Can you sum up the forum thread on certifying a photo and a photocopy in three sentences?
::: Document section
# Certify photo, and photocopy document?



## yumsky (Feb 22, 2012)

Hi,

For Skills test purposes, 
I need to provide a certified photograph (where it says at the back "this is the true likeness of [name]" and certified photocopy (like passport photocopy that says this photocopy is based on the original one).

*The question is:
"Where can I get those certified?"*

I asked the Skills test organization and they said just certify it at AusPost,
but when i went to AusPost they said they don't certify photos or photocopies.

Thank you.

Any replies and/or help(s) would be deeply appreciated


----------



## dusty_springfield (May 19, 2011)

Hi yumsky,

Bring your photograph to Police station nearby and ask JP to certify then clearly state at the back "this is the true likeliness of _yumsky_".

Cheers,


----------



## yumsky (Feb 22, 2012)

Ahh.. beauutifull... thanks for your help.

What about certified photocopies? Is it at the police station as well?


----------



## myaccessaustralia (May 16, 2012)

Hi - for making certified photocopies, you can go to any JP (doesn't have to be at the police station), solicitor, registered accountant, postal manager at a post office

you need to take a photocopy and the original document


----------



## sshehab (Aug 27, 2013)

dusty_springfield said:


> Hi yumsky,
> 
> Bring your photograph to Police station nearby and ask JP to certify then clearly state at the back "this is the true likeliness of _yumsky_".
> 
> Cheers,


Hi , i'm in Saudi Arabia , how i can get my photos certified ?

Thanks 
Sherif


----------
::::::
::: Supplied records
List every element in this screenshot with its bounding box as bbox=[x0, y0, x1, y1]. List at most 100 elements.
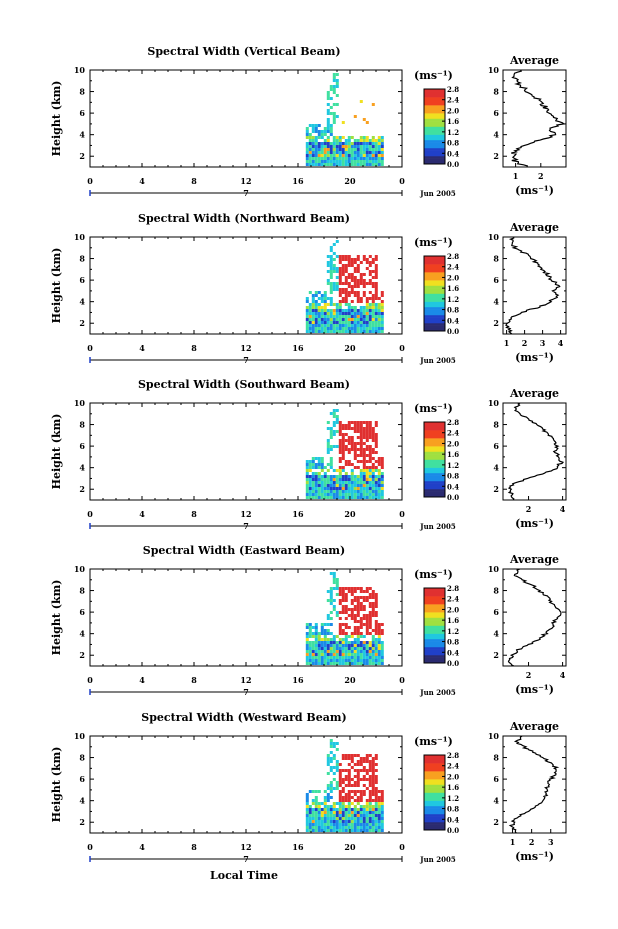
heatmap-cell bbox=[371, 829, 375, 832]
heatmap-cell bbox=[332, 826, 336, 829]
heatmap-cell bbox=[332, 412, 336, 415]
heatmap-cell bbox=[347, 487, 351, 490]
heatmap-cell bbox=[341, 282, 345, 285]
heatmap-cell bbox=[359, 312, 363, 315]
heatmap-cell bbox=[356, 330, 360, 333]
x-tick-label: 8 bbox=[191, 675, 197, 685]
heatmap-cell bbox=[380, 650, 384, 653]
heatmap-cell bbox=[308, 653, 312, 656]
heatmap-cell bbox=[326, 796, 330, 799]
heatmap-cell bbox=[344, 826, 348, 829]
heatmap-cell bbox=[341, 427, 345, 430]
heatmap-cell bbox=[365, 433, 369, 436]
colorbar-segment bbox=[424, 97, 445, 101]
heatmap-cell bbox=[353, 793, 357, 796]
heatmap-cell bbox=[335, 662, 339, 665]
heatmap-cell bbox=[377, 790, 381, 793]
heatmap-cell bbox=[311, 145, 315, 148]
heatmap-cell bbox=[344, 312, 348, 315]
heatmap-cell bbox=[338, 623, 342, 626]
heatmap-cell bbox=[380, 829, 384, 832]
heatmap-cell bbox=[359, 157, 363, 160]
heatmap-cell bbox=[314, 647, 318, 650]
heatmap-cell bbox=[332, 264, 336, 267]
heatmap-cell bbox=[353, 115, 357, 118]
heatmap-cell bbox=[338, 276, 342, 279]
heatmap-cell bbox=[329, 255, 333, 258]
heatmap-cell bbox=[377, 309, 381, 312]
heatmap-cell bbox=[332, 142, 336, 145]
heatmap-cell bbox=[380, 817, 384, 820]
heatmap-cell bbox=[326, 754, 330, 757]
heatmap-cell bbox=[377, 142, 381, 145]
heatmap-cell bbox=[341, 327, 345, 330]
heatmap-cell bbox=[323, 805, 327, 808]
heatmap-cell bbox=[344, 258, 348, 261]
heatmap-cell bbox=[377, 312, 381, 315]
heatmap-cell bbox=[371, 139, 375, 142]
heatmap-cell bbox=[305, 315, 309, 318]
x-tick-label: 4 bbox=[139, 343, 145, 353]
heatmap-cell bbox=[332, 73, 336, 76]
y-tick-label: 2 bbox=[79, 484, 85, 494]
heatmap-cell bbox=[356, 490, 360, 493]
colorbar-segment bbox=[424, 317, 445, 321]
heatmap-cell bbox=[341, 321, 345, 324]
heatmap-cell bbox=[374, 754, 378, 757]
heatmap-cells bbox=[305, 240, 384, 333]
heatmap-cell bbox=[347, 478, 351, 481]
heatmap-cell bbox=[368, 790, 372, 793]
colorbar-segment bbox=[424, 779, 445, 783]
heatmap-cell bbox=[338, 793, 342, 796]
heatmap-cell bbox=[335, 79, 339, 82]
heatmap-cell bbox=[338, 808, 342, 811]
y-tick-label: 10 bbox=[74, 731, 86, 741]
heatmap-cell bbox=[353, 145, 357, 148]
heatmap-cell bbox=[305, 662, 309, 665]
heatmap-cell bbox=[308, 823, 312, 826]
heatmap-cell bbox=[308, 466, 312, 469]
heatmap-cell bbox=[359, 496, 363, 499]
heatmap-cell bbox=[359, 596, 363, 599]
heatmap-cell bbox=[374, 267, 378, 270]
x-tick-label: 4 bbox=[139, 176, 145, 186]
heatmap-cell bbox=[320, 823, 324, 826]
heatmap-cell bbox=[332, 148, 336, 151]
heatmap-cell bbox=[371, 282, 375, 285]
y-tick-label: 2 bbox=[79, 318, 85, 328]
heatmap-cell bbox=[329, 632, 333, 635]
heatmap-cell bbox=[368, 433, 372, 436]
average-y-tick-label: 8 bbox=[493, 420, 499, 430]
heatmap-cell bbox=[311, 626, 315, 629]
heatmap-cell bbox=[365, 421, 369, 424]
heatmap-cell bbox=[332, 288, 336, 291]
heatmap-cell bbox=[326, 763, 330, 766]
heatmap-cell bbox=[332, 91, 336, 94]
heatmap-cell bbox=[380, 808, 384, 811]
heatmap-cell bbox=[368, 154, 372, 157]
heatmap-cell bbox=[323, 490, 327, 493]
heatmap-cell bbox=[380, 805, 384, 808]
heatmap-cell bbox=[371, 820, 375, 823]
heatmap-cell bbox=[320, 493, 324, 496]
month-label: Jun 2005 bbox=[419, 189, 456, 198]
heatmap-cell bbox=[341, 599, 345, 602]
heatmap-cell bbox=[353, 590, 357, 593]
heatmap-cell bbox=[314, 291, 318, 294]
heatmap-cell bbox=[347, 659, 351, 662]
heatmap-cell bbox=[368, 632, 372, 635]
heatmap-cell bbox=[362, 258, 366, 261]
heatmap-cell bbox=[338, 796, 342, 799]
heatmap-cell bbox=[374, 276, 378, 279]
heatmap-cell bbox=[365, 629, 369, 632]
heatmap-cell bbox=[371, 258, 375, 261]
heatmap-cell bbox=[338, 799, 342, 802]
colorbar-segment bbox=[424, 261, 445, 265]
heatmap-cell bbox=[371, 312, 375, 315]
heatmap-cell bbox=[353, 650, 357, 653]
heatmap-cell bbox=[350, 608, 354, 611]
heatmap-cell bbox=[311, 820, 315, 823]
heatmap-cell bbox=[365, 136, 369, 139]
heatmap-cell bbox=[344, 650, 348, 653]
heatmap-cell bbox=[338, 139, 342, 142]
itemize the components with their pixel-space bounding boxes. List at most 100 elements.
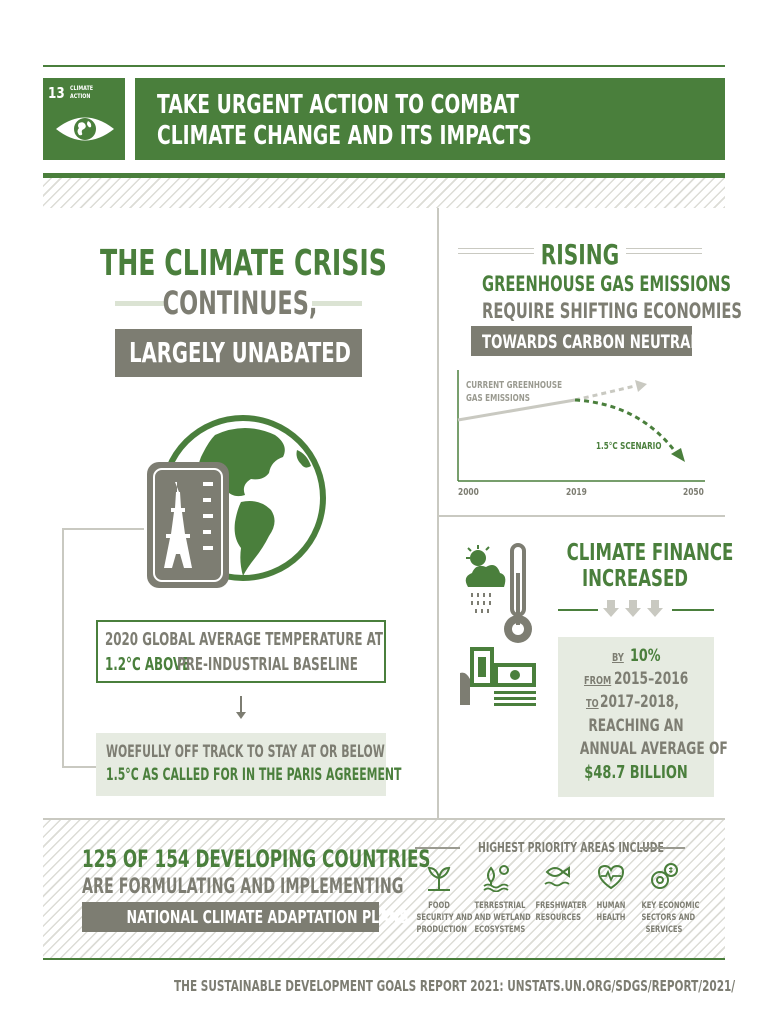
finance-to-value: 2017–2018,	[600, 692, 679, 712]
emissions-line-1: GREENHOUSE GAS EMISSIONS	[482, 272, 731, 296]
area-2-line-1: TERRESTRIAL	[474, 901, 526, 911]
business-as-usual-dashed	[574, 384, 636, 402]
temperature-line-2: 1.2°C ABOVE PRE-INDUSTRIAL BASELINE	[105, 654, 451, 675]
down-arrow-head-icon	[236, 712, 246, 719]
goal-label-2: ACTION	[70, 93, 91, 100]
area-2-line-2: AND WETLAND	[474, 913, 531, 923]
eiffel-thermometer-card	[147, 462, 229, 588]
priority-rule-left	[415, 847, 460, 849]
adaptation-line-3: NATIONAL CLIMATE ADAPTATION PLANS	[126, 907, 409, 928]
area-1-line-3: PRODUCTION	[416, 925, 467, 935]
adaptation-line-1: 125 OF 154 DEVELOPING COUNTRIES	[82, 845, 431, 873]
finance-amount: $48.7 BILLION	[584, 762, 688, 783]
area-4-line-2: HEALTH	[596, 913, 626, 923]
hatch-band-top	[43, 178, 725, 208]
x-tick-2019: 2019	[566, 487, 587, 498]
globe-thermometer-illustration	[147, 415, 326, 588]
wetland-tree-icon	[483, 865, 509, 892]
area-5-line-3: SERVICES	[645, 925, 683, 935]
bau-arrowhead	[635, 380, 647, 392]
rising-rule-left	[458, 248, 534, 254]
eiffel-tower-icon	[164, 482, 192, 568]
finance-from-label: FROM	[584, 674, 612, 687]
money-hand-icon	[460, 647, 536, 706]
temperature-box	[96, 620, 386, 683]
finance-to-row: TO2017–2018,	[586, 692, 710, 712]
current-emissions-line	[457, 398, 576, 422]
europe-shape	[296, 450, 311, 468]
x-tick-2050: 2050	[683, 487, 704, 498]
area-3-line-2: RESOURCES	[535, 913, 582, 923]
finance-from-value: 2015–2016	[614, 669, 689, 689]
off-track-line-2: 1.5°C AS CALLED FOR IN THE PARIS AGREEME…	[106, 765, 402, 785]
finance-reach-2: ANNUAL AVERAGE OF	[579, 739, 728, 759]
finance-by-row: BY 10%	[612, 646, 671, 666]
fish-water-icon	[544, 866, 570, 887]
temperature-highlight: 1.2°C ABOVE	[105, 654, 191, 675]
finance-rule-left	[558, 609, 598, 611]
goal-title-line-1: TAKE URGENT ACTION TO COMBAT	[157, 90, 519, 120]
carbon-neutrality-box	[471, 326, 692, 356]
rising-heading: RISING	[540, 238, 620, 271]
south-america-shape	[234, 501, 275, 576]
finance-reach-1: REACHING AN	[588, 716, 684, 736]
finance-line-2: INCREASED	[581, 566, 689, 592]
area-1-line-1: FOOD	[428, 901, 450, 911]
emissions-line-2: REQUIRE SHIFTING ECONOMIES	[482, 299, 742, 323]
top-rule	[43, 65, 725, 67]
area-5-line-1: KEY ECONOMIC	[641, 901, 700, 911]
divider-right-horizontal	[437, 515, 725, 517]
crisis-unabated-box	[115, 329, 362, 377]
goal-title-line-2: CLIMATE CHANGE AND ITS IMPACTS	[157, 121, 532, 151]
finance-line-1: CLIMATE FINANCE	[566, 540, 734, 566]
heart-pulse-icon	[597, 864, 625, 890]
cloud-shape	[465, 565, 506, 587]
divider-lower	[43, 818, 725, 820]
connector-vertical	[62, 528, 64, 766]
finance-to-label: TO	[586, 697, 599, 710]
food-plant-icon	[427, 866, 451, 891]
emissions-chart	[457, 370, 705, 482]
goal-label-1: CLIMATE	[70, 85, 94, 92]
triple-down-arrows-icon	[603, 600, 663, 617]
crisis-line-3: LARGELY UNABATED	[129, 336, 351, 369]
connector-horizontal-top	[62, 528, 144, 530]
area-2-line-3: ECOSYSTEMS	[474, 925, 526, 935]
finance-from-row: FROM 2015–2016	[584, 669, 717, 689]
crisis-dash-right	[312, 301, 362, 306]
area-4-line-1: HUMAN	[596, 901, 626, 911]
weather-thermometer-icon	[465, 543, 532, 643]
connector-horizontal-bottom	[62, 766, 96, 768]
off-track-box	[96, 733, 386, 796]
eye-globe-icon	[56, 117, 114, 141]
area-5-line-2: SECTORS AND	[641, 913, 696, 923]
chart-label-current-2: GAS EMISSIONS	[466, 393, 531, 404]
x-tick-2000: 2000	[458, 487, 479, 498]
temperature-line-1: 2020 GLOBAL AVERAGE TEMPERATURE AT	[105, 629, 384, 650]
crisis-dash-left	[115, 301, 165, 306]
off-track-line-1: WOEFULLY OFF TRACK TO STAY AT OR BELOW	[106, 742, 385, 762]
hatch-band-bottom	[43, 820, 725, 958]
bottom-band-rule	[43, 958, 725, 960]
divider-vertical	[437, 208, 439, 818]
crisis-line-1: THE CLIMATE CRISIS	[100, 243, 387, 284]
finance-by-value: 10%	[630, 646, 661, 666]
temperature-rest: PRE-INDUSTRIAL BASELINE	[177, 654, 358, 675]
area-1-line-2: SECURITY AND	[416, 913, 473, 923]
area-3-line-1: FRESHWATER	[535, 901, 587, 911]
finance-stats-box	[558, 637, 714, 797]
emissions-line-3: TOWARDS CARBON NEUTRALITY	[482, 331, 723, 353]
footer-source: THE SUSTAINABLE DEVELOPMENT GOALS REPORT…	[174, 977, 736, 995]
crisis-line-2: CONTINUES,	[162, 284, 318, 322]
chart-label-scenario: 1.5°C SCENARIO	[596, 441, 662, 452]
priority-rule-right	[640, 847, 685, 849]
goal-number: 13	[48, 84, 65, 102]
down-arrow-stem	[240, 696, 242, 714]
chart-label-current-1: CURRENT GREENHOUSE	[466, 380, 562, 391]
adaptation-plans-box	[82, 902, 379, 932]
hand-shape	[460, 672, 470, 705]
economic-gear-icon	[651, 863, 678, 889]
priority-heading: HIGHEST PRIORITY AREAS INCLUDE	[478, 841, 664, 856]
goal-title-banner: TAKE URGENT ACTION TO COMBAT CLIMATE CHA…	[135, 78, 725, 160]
::::::
* [Exercise solution] A poster needs a certified photograph and a certified photocopy for a skills test. The test organization said to have them certified at AusPost, but AusPost said it doesn't certify photos or photocopies. Replies say a JP at a nearby police station can certify the photo, and any JP, solicitor, registered accountant or postal manager at a post office can certify photocopies if the photocopy is brought along with the original, while a later poster in Saudi Arabia asks how to get photos certified.